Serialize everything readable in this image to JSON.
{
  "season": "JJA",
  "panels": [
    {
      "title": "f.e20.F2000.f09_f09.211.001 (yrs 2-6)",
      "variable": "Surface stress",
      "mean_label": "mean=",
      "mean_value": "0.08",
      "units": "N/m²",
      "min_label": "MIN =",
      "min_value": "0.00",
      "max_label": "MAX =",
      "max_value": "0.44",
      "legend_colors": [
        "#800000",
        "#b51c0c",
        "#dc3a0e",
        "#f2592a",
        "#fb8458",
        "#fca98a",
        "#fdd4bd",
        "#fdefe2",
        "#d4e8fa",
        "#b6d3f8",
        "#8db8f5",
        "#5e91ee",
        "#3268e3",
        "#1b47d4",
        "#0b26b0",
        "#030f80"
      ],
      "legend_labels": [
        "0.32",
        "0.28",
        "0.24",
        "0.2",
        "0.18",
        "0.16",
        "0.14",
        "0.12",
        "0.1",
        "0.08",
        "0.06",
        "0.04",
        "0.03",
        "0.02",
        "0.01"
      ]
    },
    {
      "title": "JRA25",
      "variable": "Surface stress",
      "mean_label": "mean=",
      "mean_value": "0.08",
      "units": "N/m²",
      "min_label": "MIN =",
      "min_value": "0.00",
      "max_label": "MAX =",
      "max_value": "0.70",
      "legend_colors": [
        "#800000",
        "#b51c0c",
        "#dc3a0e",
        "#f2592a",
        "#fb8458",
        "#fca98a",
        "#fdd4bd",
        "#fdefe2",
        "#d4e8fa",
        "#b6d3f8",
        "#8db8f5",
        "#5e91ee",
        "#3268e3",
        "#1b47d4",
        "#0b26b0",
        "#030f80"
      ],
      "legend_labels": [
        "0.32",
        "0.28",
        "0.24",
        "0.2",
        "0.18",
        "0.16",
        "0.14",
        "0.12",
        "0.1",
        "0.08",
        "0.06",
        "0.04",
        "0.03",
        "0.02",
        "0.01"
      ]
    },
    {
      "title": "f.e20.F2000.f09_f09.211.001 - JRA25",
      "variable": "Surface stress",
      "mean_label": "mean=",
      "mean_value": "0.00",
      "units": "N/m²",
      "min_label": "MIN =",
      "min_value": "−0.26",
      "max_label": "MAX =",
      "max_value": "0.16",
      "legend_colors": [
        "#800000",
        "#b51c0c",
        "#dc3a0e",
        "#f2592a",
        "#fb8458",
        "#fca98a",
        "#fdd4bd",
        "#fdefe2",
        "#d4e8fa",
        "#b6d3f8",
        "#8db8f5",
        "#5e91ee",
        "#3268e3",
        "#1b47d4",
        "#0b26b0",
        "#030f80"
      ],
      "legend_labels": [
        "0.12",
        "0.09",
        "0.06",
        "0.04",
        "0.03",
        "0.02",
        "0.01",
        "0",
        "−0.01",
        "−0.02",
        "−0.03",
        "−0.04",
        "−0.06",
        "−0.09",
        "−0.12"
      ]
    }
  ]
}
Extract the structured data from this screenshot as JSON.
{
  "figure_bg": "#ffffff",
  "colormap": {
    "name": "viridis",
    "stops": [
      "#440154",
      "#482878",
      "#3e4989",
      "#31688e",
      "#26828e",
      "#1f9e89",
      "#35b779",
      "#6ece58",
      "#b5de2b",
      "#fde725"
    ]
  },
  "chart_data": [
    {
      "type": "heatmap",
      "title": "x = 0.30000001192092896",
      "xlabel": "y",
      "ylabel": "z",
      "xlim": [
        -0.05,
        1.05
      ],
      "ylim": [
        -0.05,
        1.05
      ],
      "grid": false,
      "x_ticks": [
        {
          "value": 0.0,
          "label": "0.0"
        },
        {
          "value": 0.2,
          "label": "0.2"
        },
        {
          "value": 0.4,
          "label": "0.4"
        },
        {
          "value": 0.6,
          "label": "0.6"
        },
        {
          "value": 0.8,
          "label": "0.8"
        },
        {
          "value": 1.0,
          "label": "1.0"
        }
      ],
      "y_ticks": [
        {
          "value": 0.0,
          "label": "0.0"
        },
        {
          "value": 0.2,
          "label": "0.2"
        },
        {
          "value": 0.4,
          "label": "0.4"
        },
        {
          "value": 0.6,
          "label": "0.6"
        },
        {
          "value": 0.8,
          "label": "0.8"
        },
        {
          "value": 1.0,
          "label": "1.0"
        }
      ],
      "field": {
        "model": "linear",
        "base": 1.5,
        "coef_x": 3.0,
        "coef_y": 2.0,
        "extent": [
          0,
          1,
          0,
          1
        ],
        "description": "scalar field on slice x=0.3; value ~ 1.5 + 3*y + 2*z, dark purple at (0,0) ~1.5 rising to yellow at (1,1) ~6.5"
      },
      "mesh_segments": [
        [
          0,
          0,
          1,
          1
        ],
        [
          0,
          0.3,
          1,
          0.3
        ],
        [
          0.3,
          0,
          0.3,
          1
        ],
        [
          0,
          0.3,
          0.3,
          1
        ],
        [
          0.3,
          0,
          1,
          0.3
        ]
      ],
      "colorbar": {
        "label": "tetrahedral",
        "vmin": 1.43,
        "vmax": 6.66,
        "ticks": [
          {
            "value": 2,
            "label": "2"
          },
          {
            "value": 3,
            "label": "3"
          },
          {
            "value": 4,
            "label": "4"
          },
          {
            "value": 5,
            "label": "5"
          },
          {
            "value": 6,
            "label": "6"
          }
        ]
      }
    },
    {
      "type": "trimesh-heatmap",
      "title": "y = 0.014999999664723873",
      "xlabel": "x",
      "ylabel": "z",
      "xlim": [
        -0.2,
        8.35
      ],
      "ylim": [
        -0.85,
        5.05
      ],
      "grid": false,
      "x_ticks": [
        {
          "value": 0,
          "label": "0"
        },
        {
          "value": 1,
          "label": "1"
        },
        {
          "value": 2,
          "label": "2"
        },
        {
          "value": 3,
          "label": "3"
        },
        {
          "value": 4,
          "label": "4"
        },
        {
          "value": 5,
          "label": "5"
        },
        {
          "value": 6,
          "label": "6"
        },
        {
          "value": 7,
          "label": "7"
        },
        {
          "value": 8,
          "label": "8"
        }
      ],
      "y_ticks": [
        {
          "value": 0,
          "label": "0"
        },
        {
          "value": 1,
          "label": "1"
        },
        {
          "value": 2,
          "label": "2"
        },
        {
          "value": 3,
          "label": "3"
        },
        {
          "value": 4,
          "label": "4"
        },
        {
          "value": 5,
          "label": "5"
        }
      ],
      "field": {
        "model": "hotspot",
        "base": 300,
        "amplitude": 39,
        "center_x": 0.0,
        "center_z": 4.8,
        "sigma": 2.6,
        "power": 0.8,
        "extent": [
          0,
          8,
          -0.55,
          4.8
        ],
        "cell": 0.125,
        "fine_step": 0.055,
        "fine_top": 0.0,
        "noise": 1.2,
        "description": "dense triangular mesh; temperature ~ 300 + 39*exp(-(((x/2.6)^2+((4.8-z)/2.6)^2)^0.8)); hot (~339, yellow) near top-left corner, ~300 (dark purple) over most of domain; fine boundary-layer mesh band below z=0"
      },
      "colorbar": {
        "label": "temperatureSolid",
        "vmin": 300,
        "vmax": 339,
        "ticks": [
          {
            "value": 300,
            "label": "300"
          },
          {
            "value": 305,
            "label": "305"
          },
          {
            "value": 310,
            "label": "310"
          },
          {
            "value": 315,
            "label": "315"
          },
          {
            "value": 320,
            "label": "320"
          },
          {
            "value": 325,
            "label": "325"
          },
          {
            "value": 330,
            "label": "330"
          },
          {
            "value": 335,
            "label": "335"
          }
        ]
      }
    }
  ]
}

WHAT TO WORK ON.
Repeat the entries above exactly, leaving nothing out.

RESULT FOR THIS TASK.
Serialize everything readable in this image to JSON.
{
  "season": "JJA",
  "panels": [
    {
      "title": "f.e20.F2000.f09_f09.211.001 (yrs 2-6)",
      "variable": "Surface stress",
      "mean_label": "mean=",
      "mean_value": "0.08",
      "units": "N/m²",
      "min_label": "MIN =",
      "min_value": "0.00",
      "max_label": "MAX =",
      "max_value": "0.44",
      "legend_colors": [
        "#800000",
        "#b51c0c",
        "#dc3a0e",
        "#f2592a",
        "#fb8458",
        "#fca98a",
        "#fdd4bd",
        "#fdefe2",
        "#d4e8fa",
        "#b6d3f8",
        "#8db8f5",
        "#5e91ee",
        "#3268e3",
        "#1b47d4",
        "#0b26b0",
        "#030f80"
      ],
      "legend_labels": [
        "0.32",
        "0.28",
        "0.24",
        "0.2",
        "0.18",
        "0.16",
        "0.14",
        "0.12",
        "0.1",
        "0.08",
        "0.06",
        "0.04",
        "0.03",
        "0.02",
        "0.01"
      ]
    },
    {
      "title": "JRA25",
      "variable": "Surface stress",
      "mean_label": "mean=",
      "mean_value": "0.08",
      "units": "N/m²",
      "min_label": "MIN =",
      "min_value": "0.00",
      "max_label": "MAX =",
      "max_value": "0.70",
      "legend_colors": [
        "#800000",
        "#b51c0c",
        "#dc3a0e",
        "#f2592a",
        "#fb8458",
        "#fca98a",
        "#fdd4bd",
        "#fdefe2",
        "#d4e8fa",
        "#b6d3f8",
        "#8db8f5",
        "#5e91ee",
        "#3268e3",
        "#1b47d4",
        "#0b26b0",
        "#030f80"
      ],
      "legend_labels": [
        "0.32",
        "0.28",
        "0.24",
        "0.2",
        "0.18",
        "0.16",
        "0.14",
        "0.12",
        "0.1",
        "0.08",
        "0.06",
        "0.04",
        "0.03",
        "0.02",
        "0.01"
      ]
    },
    {
      "title": "f.e20.F2000.f09_f09.211.001 - JRA25",
      "variable": "Surface stress",
      "mean_label": "mean=",
      "mean_value": "0.00",
      "units": "N/m²",
      "min_label": "MIN =",
      "min_value": "−0.26",
      "max_label": "MAX =",
      "max_value": "0.16",
      "legend_colors": [
        "#800000",
        "#b51c0c",
        "#dc3a0e",
        "#f2592a",
        "#fb8458",
        "#fca98a",
        "#fdd4bd",
        "#fdefe2",
        "#d4e8fa",
        "#b6d3f8",
        "#8db8f5",
        "#5e91ee",
        "#3268e3",
        "#1b47d4",
        "#0b26b0",
        "#030f80"
      ],
      "legend_labels": [
        "0.12",
        "0.09",
        "0.06",
        "0.04",
        "0.03",
        "0.02",
        "0.01",
        "0",
        "−0.01",
        "−0.02",
        "−0.03",
        "−0.04",
        "−0.06",
        "−0.09",
        "−0.12"
      ]
    }
  ]
}
Extract the structured data from this screenshot as JSON.
{
  "figure_bg": "#ffffff",
  "colormap": {
    "name": "viridis",
    "stops": [
      "#440154",
      "#482878",
      "#3e4989",
      "#31688e",
      "#26828e",
      "#1f9e89",
      "#35b779",
      "#6ece58",
      "#b5de2b",
      "#fde725"
    ]
  },
  "chart_data": [
    {
      "type": "heatmap",
      "title": "x = 0.30000001192092896",
      "xlabel": "y",
      "ylabel": "z",
      "xlim": [
        -0.05,
        1.05
      ],
      "ylim": [
        -0.05,
        1.05
      ],
      "grid": false,
      "x_ticks": [
        {
          "value": 0.0,
          "label": "0.0"
        },
        {
          "value": 0.2,
          "label": "0.2"
        },
        {
          "value": 0.4,
          "label": "0.4"
        },
        {
          "value": 0.6,
          "label": "0.6"
        },
        {
          "value": 0.8,
          "label": "0.8"
        },
        {
          "value": 1.0,
          "label": "1.0"
        }
      ],
      "y_ticks": [
        {
          "value": 0.0,
          "label": "0.0"
        },
        {
          "value": 0.2,
          "label": "0.2"
        },
        {
          "value": 0.4,
          "label": "0.4"
        },
        {
          "value": 0.6,
          "label": "0.6"
        },
        {
          "value": 0.8,
          "label": "0.8"
        },
        {
          "value": 1.0,
          "label": "1.0"
        }
      ],
      "field": {
        "model": "linear",
        "base": 1.5,
        "coef_x": 3.0,
        "coef_y": 2.0,
        "extent": [
          0,
          1,
          0,
          1
        ],
        "description": "scalar field on slice x=0.3; value ~ 1.5 + 3*y + 2*z, dark purple at (0,0) ~1.5 rising to yellow at (1,1) ~6.5"
      },
      "mesh_segments": [
        [
          0,
          0,
          1,
          1
        ],
        [
          0,
          0.3,
          1,
          0.3
        ],
        [
          0.3,
          0,
          0.3,
          1
        ],
        [
          0,
          0.3,
          0.3,
          1
        ],
        [
          0.3,
          0,
          1,
          0.3
        ]
      ],
      "colorbar": {
        "label": "tetrahedral",
        "vmin": 1.43,
        "vmax": 6.66,
        "ticks": [
          {
            "value": 2,
            "label": "2"
          },
          {
            "value": 3,
            "label": "3"
          },
          {
            "value": 4,
            "label": "4"
          },
          {
            "value": 5,
            "label": "5"
          },
          {
            "value": 6,
            "label": "6"
          }
        ]
      }
    },
    {
      "type": "trimesh-heatmap",
      "title": "y = 0.014999999664723873",
      "xlabel": "x",
      "ylabel": "z",
      "xlim": [
        -0.2,
        8.35
      ],
      "ylim": [
        -0.85,
        5.05
      ],
      "grid": false,
      "x_ticks": [
        {
          "value": 0,
          "label": "0"
        },
        {
          "value": 1,
          "label": "1"
        },
        {
          "value": 2,
          "label": "2"
        },
        {
          "value": 3,
          "label": "3"
        },
        {
          "value": 4,
          "label": "4"
        },
        {
          "value": 5,
          "label": "5"
        },
        {
          "value": 6,
          "label": "6"
        },
        {
          "value": 7,
          "label": "7"
        },
        {
          "value": 8,
          "label": "8"
        }
      ],
      "y_ticks": [
        {
          "value": 0,
          "label": "0"
        },
        {
          "value": 1,
          "label": "1"
        },
        {
          "value": 2,
          "label": "2"
        },
        {
          "value": 3,
          "label": "3"
        },
        {
          "value": 4,
          "label": "4"
        },
        {
          "value": 5,
          "label": "5"
        }
      ],
      "field": {
        "model": "hotspot",
        "base": 300,
        "amplitude": 39,
        "center_x": 0.0,
        "center_z": 4.8,
        "sigma": 2.6,
        "power": 0.8,
        "extent": [
          0,
          8,
          -0.55,
          4.8
        ],
        "cell": 0.125,
        "fine_step": 0.055,
        "fine_top": 0.0,
        "noise": 1.2,
        "description": "dense triangular mesh; temperature ~ 300 + 39*exp(-(((x/2.6)^2+((4.8-z)/2.6)^2)^0.8)); hot (~339, yellow) near top-left corner, ~300 (dark purple) over most of domain; fine boundary-layer mesh band below z=0"
      },
      "colorbar": {
        "label": "temperatureSolid",
        "vmin": 300,
        "vmax": 339,
        "ticks": [
          {
            "value": 300,
            "label": "300"
          },
          {
            "value": 305,
            "label": "305"
          },
          {
            "value": 310,
            "label": "310"
          },
          {
            "value": 315,
            "label": "315"
          },
          {
            "value": 320,
            "label": "320"
          },
          {
            "value": 325,
            "label": "325"
          },
          {
            "value": 330,
            "label": "330"
          },
          {
            "value": 335,
            "label": "335"
          }
        ]
      }
    }
  ]
}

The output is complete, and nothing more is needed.